* [Set problem]
Quote the listing in full, exactly as given, minus any pictures.

* [Extracted records]
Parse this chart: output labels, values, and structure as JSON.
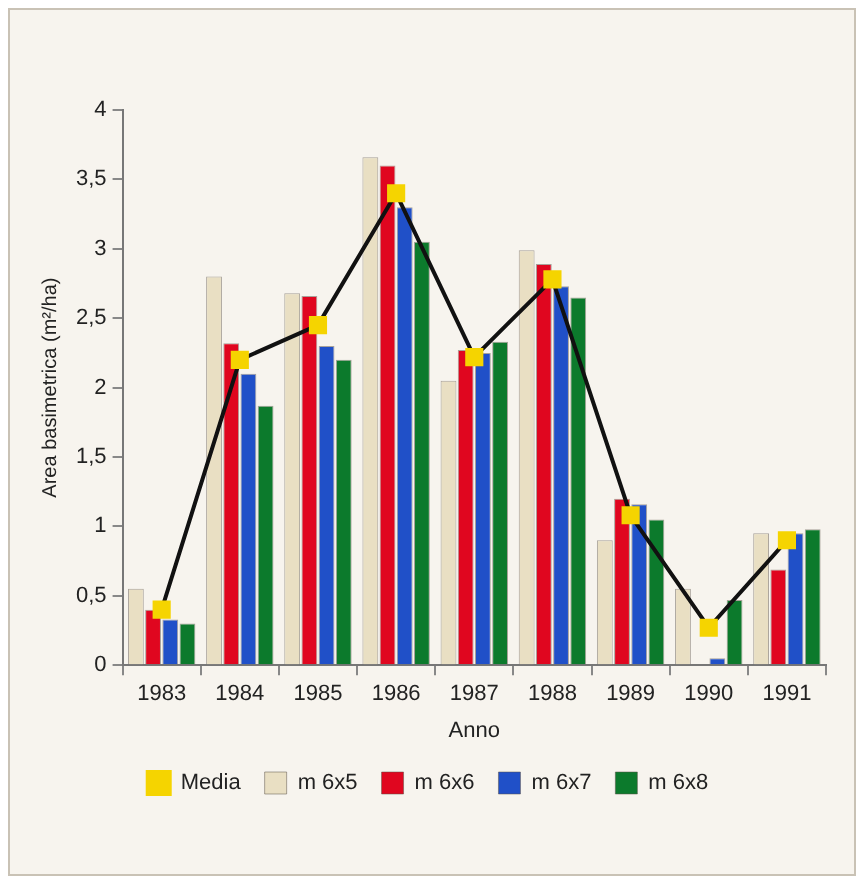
{
  "chart_data": {
    "type": "bar",
    "xlabel": "Anno",
    "ylabel": "Area basimetrica (m²/ha)",
    "categories": [
      "1983",
      "1984",
      "1985",
      "1986",
      "1987",
      "1988",
      "1989",
      "1990",
      "1991"
    ],
    "series": [
      {
        "name": "m 6x5",
        "color": "#e9dfc3",
        "values": [
          0.55,
          2.8,
          2.68,
          3.66,
          2.05,
          2.99,
          0.9,
          0.55,
          0.95
        ]
      },
      {
        "name": "m 6x6",
        "color": "#e0061f",
        "values": [
          0.4,
          2.32,
          2.66,
          3.6,
          2.27,
          2.89,
          1.2,
          0,
          0.69
        ]
      },
      {
        "name": "m 6x7",
        "color": "#2050c8",
        "values": [
          0.33,
          2.1,
          2.3,
          3.3,
          2.25,
          2.73,
          1.16,
          0.05,
          0.95
        ]
      },
      {
        "name": "m 6x8",
        "color": "#0c7a2c",
        "values": [
          0.3,
          1.87,
          2.2,
          3.05,
          2.33,
          2.65,
          1.05,
          0.47,
          0.98
        ]
      },
      {
        "name": "Media",
        "type": "line",
        "color": "#111111",
        "colors": [
          "#f5d400",
          "#f5d400",
          "#f5d400",
          "#f5d400",
          "#f5d400",
          "#f5d400",
          "#f5d400",
          "#f5d400",
          "#f5d400"
        ],
        "marker": "square",
        "values": [
          0.4,
          2.2,
          2.45,
          3.4,
          2.22,
          2.78,
          1.08,
          0.27,
          0.9
        ]
      }
    ],
    "ylim": [
      0,
      4
    ],
    "yticks": [
      0,
      {
        "value": 0.5,
        "label": "0,5"
      },
      1,
      {
        "value": 1.5,
        "label": "1,5"
      },
      2,
      {
        "value": 2.5,
        "label": "2,5"
      },
      3,
      {
        "value": 3.5,
        "label": "3,5"
      },
      4
    ],
    "grid": false,
    "legend": "bottom"
  }
}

* [Response]
Parse this chart: output labels, values, and structure as JSON.
{
  "chart_data": {
    "type": "bar",
    "xlabel": "Anno",
    "ylabel": "Area basimetrica (m²/ha)",
    "categories": [
      "1983",
      "1984",
      "1985",
      "1986",
      "1987",
      "1988",
      "1989",
      "1990",
      "1991"
    ],
    "series": [
      {
        "name": "m 6x5",
        "color": "#e9dfc3",
        "values": [
          0.55,
          2.8,
          2.68,
          3.66,
          2.05,
          2.99,
          0.9,
          0.55,
          0.95
        ]
      },
      {
        "name": "m 6x6",
        "color": "#e0061f",
        "values": [
          0.4,
          2.32,
          2.66,
          3.6,
          2.27,
          2.89,
          1.2,
          0,
          0.69
        ]
      },
      {
        "name": "m 6x7",
        "color": "#2050c8",
        "values": [
          0.33,
          2.1,
          2.3,
          3.3,
          2.25,
          2.73,
          1.16,
          0.05,
          0.95
        ]
      },
      {
        "name": "m 6x8",
        "color": "#0c7a2c",
        "values": [
          0.3,
          1.87,
          2.2,
          3.05,
          2.33,
          2.65,
          1.05,
          0.47,
          0.98
        ]
      },
      {
        "name": "Media",
        "type": "line",
        "color": "#111111",
        "colors": [
          "#f5d400",
          "#f5d400",
          "#f5d400",
          "#f5d400",
          "#f5d400",
          "#f5d400",
          "#f5d400",
          "#f5d400",
          "#f5d400"
        ],
        "marker": "square",
        "values": [
          0.4,
          2.2,
          2.45,
          3.4,
          2.22,
          2.78,
          1.08,
          0.27,
          0.9
        ]
      }
    ],
    "ylim": [
      0,
      4
    ],
    "yticks": [
      0,
      {
        "value": 0.5,
        "label": "0,5"
      },
      1,
      {
        "value": 1.5,
        "label": "1,5"
      },
      2,
      {
        "value": 2.5,
        "label": "2,5"
      },
      3,
      {
        "value": 3.5,
        "label": "3,5"
      },
      4
    ],
    "grid": false,
    "legend": "bottom"
  }
}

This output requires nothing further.